= ФРАГМЕНТ ТЕКСТА =
──────────────────────────────
Украинцы должны быть готовы к тому, что боевые действия на Донбассе будут продолжаться долгое время. Об этом в интервью «Апострофу» рассказал участник АТО, сотрудник Национальной полиции Украины Василий Коряк с позывным «Дансер». Также АТОшник рассказал, почему считает жителей Крыма болванами и когда у Украины и России, где у Дансера остались родственники, получится примириться друг с другом.
— Василий, с недавних пор вы работаете в полиции. Какая у вас там должность?
— Старший статистик отдела профильной подготовки.
— И как вам работается?
— Трудно делать выводы. Я здесь только недели две, может, меньше, но в целом ожидания оправдались, все люди более-менее адекватные. Понятно, что не все гладко, не все так, как хотелось бы, но после армии это прогнозируемо. Я к этому был готов.
— Скажите, за это время не появилось желание опять вернуться в зону боевых действий?
— Наверное, у каждого, кто побывал в зоне боевых действий, есть желание туда вернуться. Оно не зависит от того, работает человек в полиции, в библиотеке или в детском садике. Просто это желание есть, и оно иногда возникает само по себе.
— Ваше мнение по поводу того, что сейчас происходит на мариупольском направлении? По последним сообщениям штаба АТО и украинской разведки, там активизировались бои. Каковы причины, как считаете?
— Меня там нет, мне трудно судить. Я не хочу уподобляться тем экспертам из интернета, которые ничего не видели, но все комментируют. Но мое личное мнение состоит в том, что там происходит в принципе закономерная вещь: боевики чего-то там пытаются, и наши им дают по зубам. Я не сторонник той теории, что наши никогда не отвечают и никогда не стреляют. Более того, и командование АТО, и министр обороны, и президент неоднократно говорили, что мы не запрещаем защищаться нашим. Поэтому там опять же, насколько я знаю, потери у боевиков в разы больше, чем у нас. Значит, наши правильно действуют.
— Так боевики наступают или обороняются?
— Боевики могут вести оборонительные действия, если на них кто-то наступает. А мы же никогда в жизни не наступаем, мы же свято придерживаемся всех на свете договоренностей. Поэтому мне трудно комментировать. Да, расклад поменялся. Когда прошлым летом мне довелось служить под Старогнатовкой, это недалеко от Гранитного, там на 50 прилетевших по нам снарядам в ответ вылетало по 10-15. А сейчас, я думаю, примерно паритет. Я просто еще застал весну и начало лета 2016 года, когда еще воевал, сейчас же сильно подтянулась наша артиллерия.
──────────────────────────────
= МАТЕРИАЛ ДЛЯ ОБРАБОТКИ =
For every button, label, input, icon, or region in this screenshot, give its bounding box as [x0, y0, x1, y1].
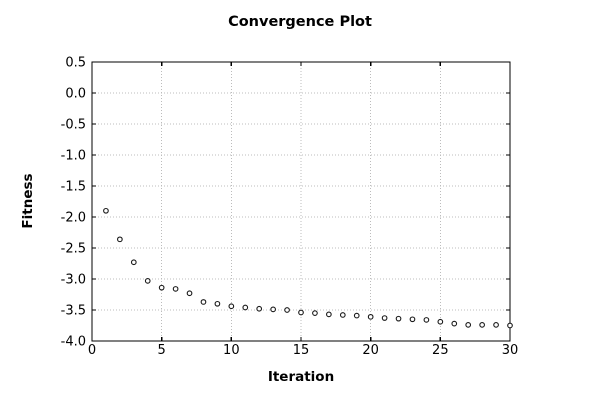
data-point [465, 322, 472, 328]
y-tick-label: -3.0 [61, 273, 86, 288]
y-tick-label: -2.0 [61, 211, 86, 226]
data-point [326, 311, 332, 318]
data-point [103, 207, 109, 214]
data-point [423, 317, 430, 323]
data-point [507, 322, 513, 329]
data-point [242, 304, 249, 311]
x-tick-label: 5 [158, 343, 166, 358]
data-point [130, 259, 137, 266]
x-tick-label: 20 [362, 343, 379, 358]
data-point [353, 312, 360, 319]
data-point [339, 312, 346, 318]
data-point [214, 300, 221, 307]
y-tick-label: 0.0 [65, 87, 86, 102]
data-point [186, 290, 193, 297]
x-tick-label: 0 [88, 343, 96, 358]
data-point [493, 322, 499, 328]
data-point [437, 318, 444, 325]
data-point [158, 284, 165, 291]
y-axis-label: Fitness [20, 173, 36, 229]
x-tick-label: 10 [223, 343, 240, 358]
y-tick-label: -1.5 [61, 180, 86, 195]
y-tick-label: 0.5 [65, 56, 86, 71]
y-tick-label: -2.5 [61, 242, 86, 257]
data-point [270, 306, 276, 313]
data-point [395, 315, 402, 322]
x-tick-label: 15 [293, 343, 310, 358]
data-point [298, 309, 304, 316]
y-tick-label: -4.0 [61, 335, 86, 350]
data-point [256, 305, 263, 312]
y-tick-label: -1.0 [61, 149, 86, 164]
data-point [284, 307, 290, 313]
x-axis-label: Iteration [267, 369, 335, 385]
data-point [451, 320, 458, 327]
data-point [367, 313, 374, 320]
data-point [381, 315, 388, 321]
chart-title: Convergence Plot [228, 14, 372, 30]
x-tick-label: 25 [432, 343, 449, 358]
data-point [144, 278, 151, 284]
data-point [172, 286, 179, 292]
x-tick-label: 30 [502, 343, 519, 358]
data-point [117, 236, 123, 243]
data-point [228, 303, 235, 310]
data-point [409, 316, 416, 323]
data-point [312, 310, 318, 316]
y-tick-label: -3.5 [61, 304, 86, 319]
y-tick-label: -0.5 [61, 118, 86, 133]
data-point [479, 322, 485, 328]
data-point [200, 299, 207, 305]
──────────────────────────────
= СПИСОК ЗАДАЧ =
1: Какую должность в полиции занимает Василий Коряк, судя по интервью?
2: Верните из записей без изменений строки от строки с «data-point [465, 322, 472, 328]» до строки с «data-point [339, 312, 346, 318]» включительно.

= ОТВЕТЫ НА ЗАДАНИЯ =
1: Он старший статистик отдела профильной подготовки.

2:
data-point [465, 322, 472, 328]
y-tick-label: -3.0 [61, 273, 86, 288]
y-tick-label: -2.0 [61, 211, 86, 226]
data-point [326, 311, 332, 318]
data-point [103, 207, 109, 214]
data-point [423, 317, 430, 323]
data-point [507, 322, 513, 329]
data-point [242, 304, 249, 311]
x-tick-label: 5 [158, 343, 166, 358]
data-point [130, 259, 137, 266]
x-tick-label: 20 [362, 343, 379, 358]
data-point [353, 312, 360, 319]
data-point [339, 312, 346, 318]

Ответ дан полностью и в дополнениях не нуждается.